The exercise: Quote every line of the data below as it stands, omitting pictures.

Supplied material:
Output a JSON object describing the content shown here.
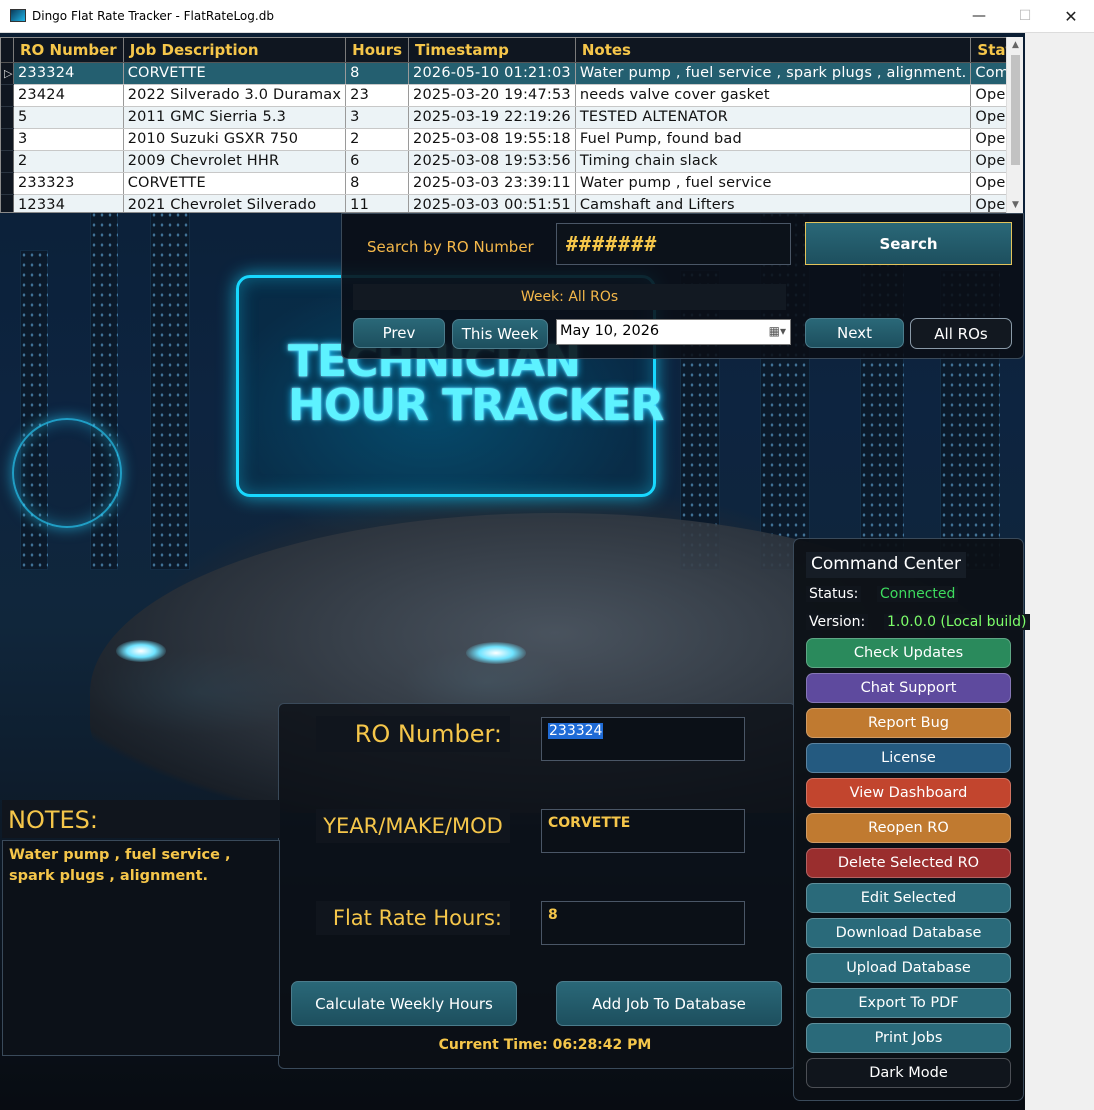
{
  "window": {
    "title": "Dingo Flat Rate Tracker - FlatRateLog.db",
    "minimize": "—",
    "maximize": "☐",
    "close": "✕"
  },
  "grid": {
    "columns": [
      "RO Number",
      "Job Description",
      "Hours",
      "Timestamp",
      "Notes",
      "Status"
    ],
    "rows": [
      [
        "233324",
        "CORVETTE",
        "8",
        "2026-05-10 01:21:03",
        "Water pump , fuel service , spark plugs , alignment.",
        "Complete"
      ],
      [
        "23424",
        "2022 Silverado 3.0 Duramax",
        "23",
        "2025-03-20 19:47:53",
        "needs valve cover gasket",
        "Open"
      ],
      [
        "5",
        "2011 GMC Sierria 5.3",
        "3",
        "2025-03-19 22:19:26",
        "TESTED ALTENATOR",
        "Open"
      ],
      [
        "3",
        "2010 Suzuki GSXR 750",
        "2",
        "2025-03-08 19:55:18",
        "Fuel Pump, found bad",
        "Open"
      ],
      [
        "2",
        "2009  Chevrolet HHR",
        "6",
        "2025-03-08 19:53:56",
        "Timing chain slack",
        "Open"
      ],
      [
        "233323",
        "CORVETTE",
        "8",
        "2025-03-03 23:39:11",
        "Water pump , fuel service",
        "Open"
      ],
      [
        "12334",
        "2021 Chevrolet Silverado",
        "11",
        "2025-03-03 00:51:51",
        "Camshaft and Lifters",
        "Open"
      ]
    ],
    "selected_row_marker": "▷"
  },
  "search": {
    "label": "Search by RO Number",
    "value": "#######",
    "button": "Search",
    "week_label": "Week: All ROs",
    "prev": "Prev",
    "this_week": "This Week",
    "date": "May 10, 2026",
    "next": "Next",
    "all_ros": "All ROs"
  },
  "hero": {
    "line1": "TECHNICIAN",
    "line2": "HOUR TRACKER"
  },
  "form": {
    "ro_label": "RO Number:",
    "ro_value": "233324",
    "ymm_label": "YEAR/MAKE/MOD",
    "ymm_value": "CORVETTE",
    "hours_label": "Flat Rate Hours:",
    "hours_value": "8",
    "calc_button": "Calculate Weekly Hours",
    "add_button": "Add Job To Database",
    "current_time": "Current Time: 06:28:42 PM"
  },
  "notes": {
    "title": "NOTES:",
    "text": "Water pump , fuel service , spark plugs , alignment."
  },
  "command_center": {
    "title": "Command Center",
    "status_label": "Status:",
    "status_value": "Connected",
    "version_label": "Version:",
    "version_value": "1.0.0.0 (Local build)",
    "buttons": [
      {
        "label": "Check Updates",
        "color": "#2a8a5c"
      },
      {
        "label": "Chat Support",
        "color": "#5e4a9e"
      },
      {
        "label": "Report Bug",
        "color": "#c07a30"
      },
      {
        "label": "License",
        "color": "#245a80"
      },
      {
        "label": "View Dashboard",
        "color": "#c2452e"
      },
      {
        "label": "Reopen RO",
        "color": "#c07a30"
      },
      {
        "label": "Delete Selected RO",
        "color": "#9a2e2e"
      },
      {
        "label": "Edit Selected",
        "color": "#2a6a7a"
      },
      {
        "label": "Download Database",
        "color": "#2a6a7a"
      },
      {
        "label": "Upload Database",
        "color": "#2a6a7a"
      },
      {
        "label": "Export To PDF",
        "color": "#2a6a7a"
      },
      {
        "label": "Print Jobs",
        "color": "#2a6a7a"
      },
      {
        "label": "Dark Mode",
        "color": "#10151c"
      }
    ]
  },
  "colors": {
    "accent_gold": "#f5c64a",
    "selected_row": "#245f70",
    "connected": "#3ddc5e",
    "version": "#7dff6a"
  }
}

Answer to the exercise:
Output a JSON object describing the content shown here.
{
  "window": {
    "title": "Dingo Flat Rate Tracker - FlatRateLog.db",
    "minimize": "—",
    "maximize": "☐",
    "close": "✕"
  },
  "grid": {
    "columns": [
      "RO Number",
      "Job Description",
      "Hours",
      "Timestamp",
      "Notes",
      "Status"
    ],
    "rows": [
      [
        "233324",
        "CORVETTE",
        "8",
        "2026-05-10 01:21:03",
        "Water pump , fuel service , spark plugs , alignment.",
        "Complete"
      ],
      [
        "23424",
        "2022 Silverado 3.0 Duramax",
        "23",
        "2025-03-20 19:47:53",
        "needs valve cover gasket",
        "Open"
      ],
      [
        "5",
        "2011 GMC Sierria 5.3",
        "3",
        "2025-03-19 22:19:26",
        "TESTED ALTENATOR",
        "Open"
      ],
      [
        "3",
        "2010 Suzuki GSXR 750",
        "2",
        "2025-03-08 19:55:18",
        "Fuel Pump, found bad",
        "Open"
      ],
      [
        "2",
        "2009  Chevrolet HHR",
        "6",
        "2025-03-08 19:53:56",
        "Timing chain slack",
        "Open"
      ],
      [
        "233323",
        "CORVETTE",
        "8",
        "2025-03-03 23:39:11",
        "Water pump , fuel service",
        "Open"
      ],
      [
        "12334",
        "2021 Chevrolet Silverado",
        "11",
        "2025-03-03 00:51:51",
        "Camshaft and Lifters",
        "Open"
      ]
    ],
    "selected_row_marker": "▷"
  },
  "search": {
    "label": "Search by RO Number",
    "value": "#######",
    "button": "Search",
    "week_label": "Week: All ROs",
    "prev": "Prev",
    "this_week": "This Week",
    "date": "May 10, 2026",
    "next": "Next",
    "all_ros": "All ROs"
  },
  "hero": {
    "line1": "TECHNICIAN",
    "line2": "HOUR TRACKER"
  },
  "form": {
    "ro_label": "RO Number:",
    "ro_value": "233324",
    "ymm_label": "YEAR/MAKE/MOD",
    "ymm_value": "CORVETTE",
    "hours_label": "Flat Rate Hours:",
    "hours_value": "8",
    "calc_button": "Calculate Weekly Hours",
    "add_button": "Add Job To Database",
    "current_time": "Current Time: 06:28:42 PM"
  },
  "notes": {
    "title": "NOTES:",
    "text": "Water pump , fuel service , spark plugs , alignment."
  },
  "command_center": {
    "title": "Command Center",
    "status_label": "Status:",
    "status_value": "Connected",
    "version_label": "Version:",
    "version_value": "1.0.0.0 (Local build)",
    "buttons": [
      {
        "label": "Check Updates",
        "color": "#2a8a5c"
      },
      {
        "label": "Chat Support",
        "color": "#5e4a9e"
      },
      {
        "label": "Report Bug",
        "color": "#c07a30"
      },
      {
        "label": "License",
        "color": "#245a80"
      },
      {
        "label": "View Dashboard",
        "color": "#c2452e"
      },
      {
        "label": "Reopen RO",
        "color": "#c07a30"
      },
      {
        "label": "Delete Selected RO",
        "color": "#9a2e2e"
      },
      {
        "label": "Edit Selected",
        "color": "#2a6a7a"
      },
      {
        "label": "Download Database",
        "color": "#2a6a7a"
      },
      {
        "label": "Upload Database",
        "color": "#2a6a7a"
      },
      {
        "label": "Export To PDF",
        "color": "#2a6a7a"
      },
      {
        "label": "Print Jobs",
        "color": "#2a6a7a"
      },
      {
        "label": "Dark Mode",
        "color": "#10151c"
      }
    ]
  },
  "colors": {
    "accent_gold": "#f5c64a",
    "selected_row": "#245f70",
    "connected": "#3ddc5e",
    "version": "#7dff6a"
  }
}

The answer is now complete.